Available data ::

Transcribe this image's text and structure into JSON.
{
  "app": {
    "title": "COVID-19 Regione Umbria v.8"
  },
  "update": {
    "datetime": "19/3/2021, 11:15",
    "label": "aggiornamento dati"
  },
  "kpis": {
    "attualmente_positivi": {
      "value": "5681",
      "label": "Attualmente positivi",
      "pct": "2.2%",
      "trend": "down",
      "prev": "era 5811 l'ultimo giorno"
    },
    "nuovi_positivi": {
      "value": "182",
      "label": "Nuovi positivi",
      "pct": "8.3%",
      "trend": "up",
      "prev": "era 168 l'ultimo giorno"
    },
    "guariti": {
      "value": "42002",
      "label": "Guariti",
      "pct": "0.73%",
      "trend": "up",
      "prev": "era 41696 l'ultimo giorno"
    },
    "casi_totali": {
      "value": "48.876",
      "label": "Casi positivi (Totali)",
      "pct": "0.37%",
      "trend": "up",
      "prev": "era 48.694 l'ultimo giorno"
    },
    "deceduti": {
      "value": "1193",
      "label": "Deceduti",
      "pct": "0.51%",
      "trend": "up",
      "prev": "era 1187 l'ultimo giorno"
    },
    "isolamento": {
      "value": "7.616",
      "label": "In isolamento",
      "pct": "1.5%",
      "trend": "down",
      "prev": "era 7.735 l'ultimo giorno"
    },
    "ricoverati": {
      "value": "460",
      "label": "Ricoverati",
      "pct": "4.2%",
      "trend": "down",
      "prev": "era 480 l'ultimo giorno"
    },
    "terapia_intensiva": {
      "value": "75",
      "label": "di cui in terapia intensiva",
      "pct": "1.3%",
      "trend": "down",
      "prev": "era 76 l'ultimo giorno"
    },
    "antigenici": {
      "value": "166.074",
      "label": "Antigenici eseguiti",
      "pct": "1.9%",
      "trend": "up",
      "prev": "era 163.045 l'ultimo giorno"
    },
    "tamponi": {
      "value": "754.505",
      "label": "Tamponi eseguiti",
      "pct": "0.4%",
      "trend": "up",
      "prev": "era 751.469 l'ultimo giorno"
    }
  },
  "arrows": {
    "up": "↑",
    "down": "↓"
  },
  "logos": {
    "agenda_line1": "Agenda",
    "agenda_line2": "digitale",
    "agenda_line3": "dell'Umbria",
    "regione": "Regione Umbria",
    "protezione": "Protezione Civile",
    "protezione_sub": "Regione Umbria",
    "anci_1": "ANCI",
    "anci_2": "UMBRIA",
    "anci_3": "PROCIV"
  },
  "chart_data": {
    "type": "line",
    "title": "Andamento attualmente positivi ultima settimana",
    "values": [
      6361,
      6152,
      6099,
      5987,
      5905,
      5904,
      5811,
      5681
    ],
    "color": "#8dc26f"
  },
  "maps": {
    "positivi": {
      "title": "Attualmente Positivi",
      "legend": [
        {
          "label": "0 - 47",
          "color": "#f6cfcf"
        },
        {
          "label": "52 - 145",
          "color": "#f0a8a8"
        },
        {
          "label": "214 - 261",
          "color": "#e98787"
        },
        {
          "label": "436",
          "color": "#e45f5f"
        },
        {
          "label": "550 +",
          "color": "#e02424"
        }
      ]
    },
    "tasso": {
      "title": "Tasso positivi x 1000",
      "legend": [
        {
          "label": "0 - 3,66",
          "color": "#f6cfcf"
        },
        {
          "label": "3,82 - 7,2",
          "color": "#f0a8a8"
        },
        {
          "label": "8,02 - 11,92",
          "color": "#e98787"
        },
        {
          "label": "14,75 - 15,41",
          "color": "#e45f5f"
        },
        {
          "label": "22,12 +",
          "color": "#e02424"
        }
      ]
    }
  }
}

Task prompt :: Extract each line of the listing above, copying it word for word.

Answer for this exercise ::
Transcribe this image's text and structure into JSON.
{
  "app": {
    "title": "COVID-19 Regione Umbria v.8"
  },
  "update": {
    "datetime": "19/3/2021, 11:15",
    "label": "aggiornamento dati"
  },
  "kpis": {
    "attualmente_positivi": {
      "value": "5681",
      "label": "Attualmente positivi",
      "pct": "2.2%",
      "trend": "down",
      "prev": "era 5811 l'ultimo giorno"
    },
    "nuovi_positivi": {
      "value": "182",
      "label": "Nuovi positivi",
      "pct": "8.3%",
      "trend": "up",
      "prev": "era 168 l'ultimo giorno"
    },
    "guariti": {
      "value": "42002",
      "label": "Guariti",
      "pct": "0.73%",
      "trend": "up",
      "prev": "era 41696 l'ultimo giorno"
    },
    "casi_totali": {
      "value": "48.876",
      "label": "Casi positivi (Totali)",
      "pct": "0.37%",
      "trend": "up",
      "prev": "era 48.694 l'ultimo giorno"
    },
    "deceduti": {
      "value": "1193",
      "label": "Deceduti",
      "pct": "0.51%",
      "trend": "up",
      "prev": "era 1187 l'ultimo giorno"
    },
    "isolamento": {
      "value": "7.616",
      "label": "In isolamento",
      "pct": "1.5%",
      "trend": "down",
      "prev": "era 7.735 l'ultimo giorno"
    },
    "ricoverati": {
      "value": "460",
      "label": "Ricoverati",
      "pct": "4.2%",
      "trend": "down",
      "prev": "era 480 l'ultimo giorno"
    },
    "terapia_intensiva": {
      "value": "75",
      "label": "di cui in terapia intensiva",
      "pct": "1.3%",
      "trend": "down",
      "prev": "era 76 l'ultimo giorno"
    },
    "antigenici": {
      "value": "166.074",
      "label": "Antigenici eseguiti",
      "pct": "1.9%",
      "trend": "up",
      "prev": "era 163.045 l'ultimo giorno"
    },
    "tamponi": {
      "value": "754.505",
      "label": "Tamponi eseguiti",
      "pct": "0.4%",
      "trend": "up",
      "prev": "era 751.469 l'ultimo giorno"
    }
  },
  "arrows": {
    "up": "↑",
    "down": "↓"
  },
  "logos": {
    "agenda_line1": "Agenda",
    "agenda_line2": "digitale",
    "agenda_line3": "dell'Umbria",
    "regione": "Regione Umbria",
    "protezione": "Protezione Civile",
    "protezione_sub": "Regione Umbria",
    "anci_1": "ANCI",
    "anci_2": "UMBRIA",
    "anci_3": "PROCIV"
  },
  "chart_data": {
    "type": "line",
    "title": "Andamento attualmente positivi ultima settimana",
    "values": [
      6361,
      6152,
      6099,
      5987,
      5905,
      5904,
      5811,
      5681
    ],
    "color": "#8dc26f"
  },
  "maps": {
    "positivi": {
      "title": "Attualmente Positivi",
      "legend": [
        {
          "label": "0 - 47",
          "color": "#f6cfcf"
        },
        {
          "label": "52 - 145",
          "color": "#f0a8a8"
        },
        {
          "label": "214 - 261",
          "color": "#e98787"
        },
        {
          "label": "436",
          "color": "#e45f5f"
        },
        {
          "label": "550 +",
          "color": "#e02424"
        }
      ]
    },
    "tasso": {
      "title": "Tasso positivi x 1000",
      "legend": [
        {
          "label": "0 - 3,66",
          "color": "#f6cfcf"
        },
        {
          "label": "3,82 - 7,2",
          "color": "#f0a8a8"
        },
        {
          "label": "8,02 - 11,92",
          "color": "#e98787"
        },
        {
          "label": "14,75 - 15,41",
          "color": "#e45f5f"
        },
        {
          "label": "22,12 +",
          "color": "#e02424"
        }
      ]
    }
  }
}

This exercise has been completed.